* Request *
Quote the records beneath, complete and exact. Leave out images.
----- Material provided -----
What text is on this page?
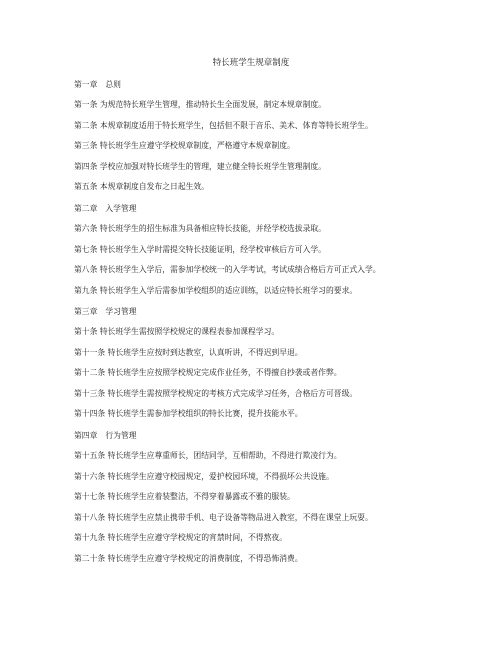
特长班学生规章制度
第一章 总则
第一条 为规范特长班学生管理，推动特长生全面发展，制定本规章制度。
第二条 本规章制度适用于特长班学生，包括但不限于音乐、美术、体育等特长班学生。
第三条 特长班学生应遵守学校规章制度，严格遵守本规章制度。
第四条 学校应加强对特长班学生的管理，建立健全特长班学生管理制度。
第五条 本规章制度自发布之日起生效。
第二章 入学管理
第六条 特长班学生的招生标准为具备相应特长技能，并经学校选拔录取。
第七条 特长班学生入学时需提交特长技能证明，经学校审核后方可入学。
第八条 特长班学生入学后，需参加学校统一的入学考试，考试成绩合格后方可正式入学。
第九条 特长班学生入学后需参加学校组织的适应训练，以适应特长班学习的要求。
第三章 学习管理
第十条 特长班学生需按照学校规定的课程表参加课程学习。
第十一条 特长班学生应按时到达教室，认真听讲，不得迟到早退。
第十二条 特长班学生应按照学校规定完成作业任务，不得擅自抄袭或者作弊。
第十三条 特长班学生需按照学校规定的考核方式完成学习任务，合格后方可晋级。
第十四条 特长班学生需参加学校组织的特长比赛，提升技能水平。
第四章 行为管理
第十五条 特长班学生应尊重师长，团结同学，互相帮助，不得进行欺凌行为。
第十六条 特长班学生应遵守校园规定，爱护校园环境，不得损坏公共设施。
第十七条 特长班学生应着装整洁，不得穿着暴露或不雅的服装。
第十八条 特长班学生应禁止携带手机、电子设备等物品进入教室，不得在课堂上玩耍。
第十九条 特长班学生应遵守学校规定的宵禁时间，不得熬夜。
第二十条 特长班学生应遵守学校规定的消费制度，不得恐怖消费。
-----
* Exercise solution *
What text is on this page?
特长班学生规章制度
第一章 总则
第一条 为规范特长班学生管理，推动特长生全面发展，制定本规章制度。
第二条 本规章制度适用于特长班学生，包括但不限于音乐、美术、体育等特长班学生。
第三条 特长班学生应遵守学校规章制度，严格遵守本规章制度。
第四条 学校应加强对特长班学生的管理，建立健全特长班学生管理制度。
第五条 本规章制度自发布之日起生效。
第二章 入学管理
第六条 特长班学生的招生标准为具备相应特长技能，并经学校选拔录取。
第七条 特长班学生入学时需提交特长技能证明，经学校审核后方可入学。
第八条 特长班学生入学后，需参加学校统一的入学考试，考试成绩合格后方可正式入学。
第九条 特长班学生入学后需参加学校组织的适应训练，以适应特长班学习的要求。
第三章 学习管理
第十条 特长班学生需按照学校规定的课程表参加课程学习。
第十一条 特长班学生应按时到达教室，认真听讲，不得迟到早退。
第十二条 特长班学生应按照学校规定完成作业任务，不得擅自抄袭或者作弊。
第十三条 特长班学生需按照学校规定的考核方式完成学习任务，合格后方可晋级。
第十四条 特长班学生需参加学校组织的特长比赛，提升技能水平。
第四章 行为管理
第十五条 特长班学生应尊重师长，团结同学，互相帮助，不得进行欺凌行为。
第十六条 特长班学生应遵守校园规定，爱护校园环境，不得损坏公共设施。
第十七条 特长班学生应着装整洁，不得穿着暴露或不雅的服装。
第十八条 特长班学生应禁止携带手机、电子设备等物品进入教室，不得在课堂上玩耍。
第十九条 特长班学生应遵守学校规定的宵禁时间，不得熬夜。
第二十条 特长班学生应遵守学校规定的消费制度，不得恐怖消费。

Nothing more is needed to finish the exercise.